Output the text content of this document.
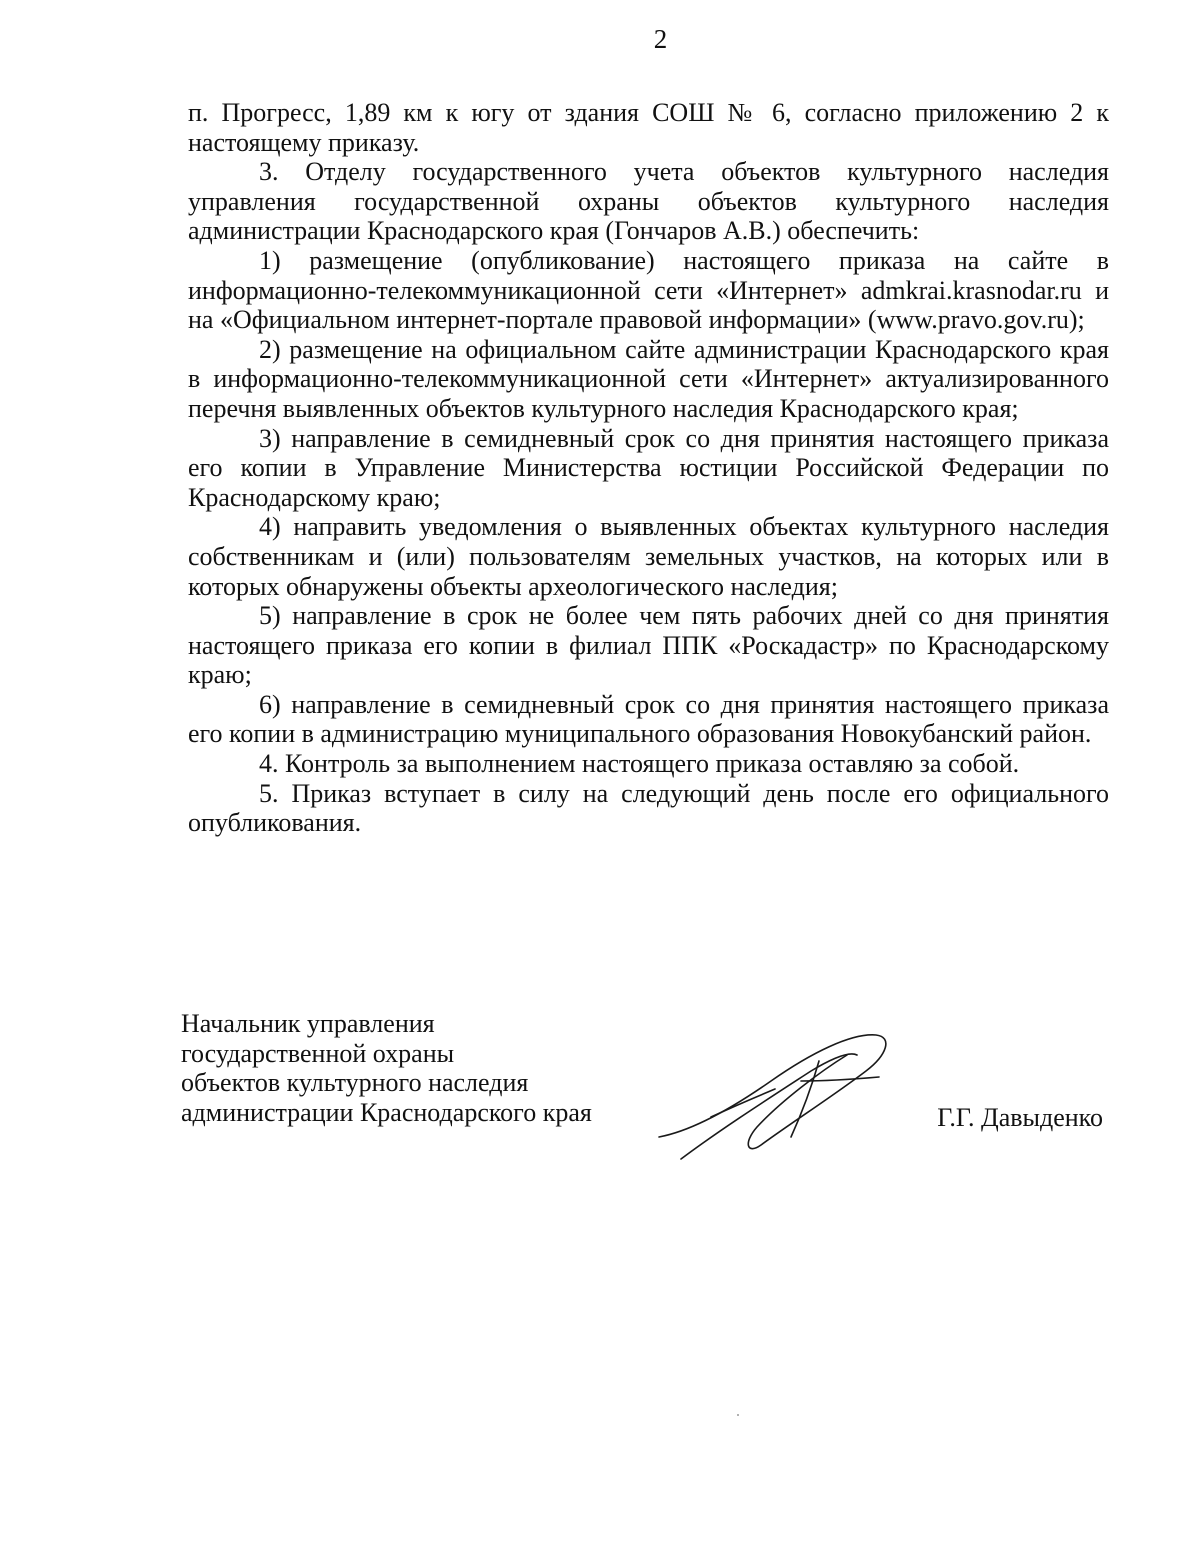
2

п. Прогресс, 1,89 км к югу от здания СОШ № 6, согласно приложению 2 к настоящему приказу.

3. Отделу государственного учета объектов культурного наследия управления государственной охраны объектов культурного наследия администрации Краснодарского края (Гончаров А.В.) обеспечить:

1) размещение (опубликование) настоящего приказа на сайте в информационно-телекоммуникационной сети «Интернет» admkrai.krasnodar.ru и на «Официальном интернет-портале правовой информации» (www.pravo.gov.ru);

2) размещение на официальном сайте администрации Краснодарского края в информационно-телекоммуникационной сети «Интернет» актуализированного перечня выявленных объектов культурного наследия Краснодарского края;

3) направление в семидневный срок со дня принятия настоящего приказа его копии в Управление Министерства юстиции Российской Федерации по Краснодарскому краю;

4) направить уведомления о выявленных объектах культурного наследия собственникам и (или) пользователям земельных участков, на которых или в которых обнаружены объекты археологического наследия;

5) направление в срок не более чем пять рабочих дней со дня принятия настоящего приказа его копии в филиал ППК «Роскадастр» по Краснодарскому краю;

6) направление в семидневный срок со дня принятия настоящего приказа его копии в администрацию муниципального образования Новокубанский район.

4. Контроль за выполнением настоящего приказа оставляю за собой.

5. Приказ вступает в силу на следующий день после его официального опубликования.

Начальник управления
государственной охраны
объектов культурного наследия
администрации Краснодарского края	Г.Г. Давыденко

------

§ **WORK TO BE COMPLETED**
Return the records exactly. Don't carry the pictures over.

§ **FINAL ANSWER**
Output the text content of this document.
2

п. Прогресс, 1,89 км к югу от здания СОШ № 6, согласно приложению 2 к настоящему приказу.

3. Отделу государственного учета объектов культурного наследия управления государственной охраны объектов культурного наследия администрации Краснодарского края (Гончаров А.В.) обеспечить:

1) размещение (опубликование) настоящего приказа на сайте в информационно-телекоммуникационной сети «Интернет» admkrai.krasnodar.ru и на «Официальном интернет-портале правовой информации» (www.pravo.gov.ru);

2) размещение на официальном сайте администрации Краснодарского края в информационно-телекоммуникационной сети «Интернет» актуализированного перечня выявленных объектов культурного наследия Краснодарского края;

3) направление в семидневный срок со дня принятия настоящего приказа его копии в Управление Министерства юстиции Российской Федерации по Краснодарскому краю;

4) направить уведомления о выявленных объектах культурного наследия собственникам и (или) пользователям земельных участков, на которых или в которых обнаружены объекты археологического наследия;

5) направление в срок не более чем пять рабочих дней со дня принятия настоящего приказа его копии в филиал ППК «Роскадастр» по Краснодарскому краю;

6) направление в семидневный срок со дня принятия настоящего приказа его копии в администрацию муниципального образования Новокубанский район.

4. Контроль за выполнением настоящего приказа оставляю за собой.

5. Приказ вступает в силу на следующий день после его официального опубликования.

Начальник управления
государственной охраны
объектов культурного наследия
администрации Краснодарского края	Г.Г. Давыденко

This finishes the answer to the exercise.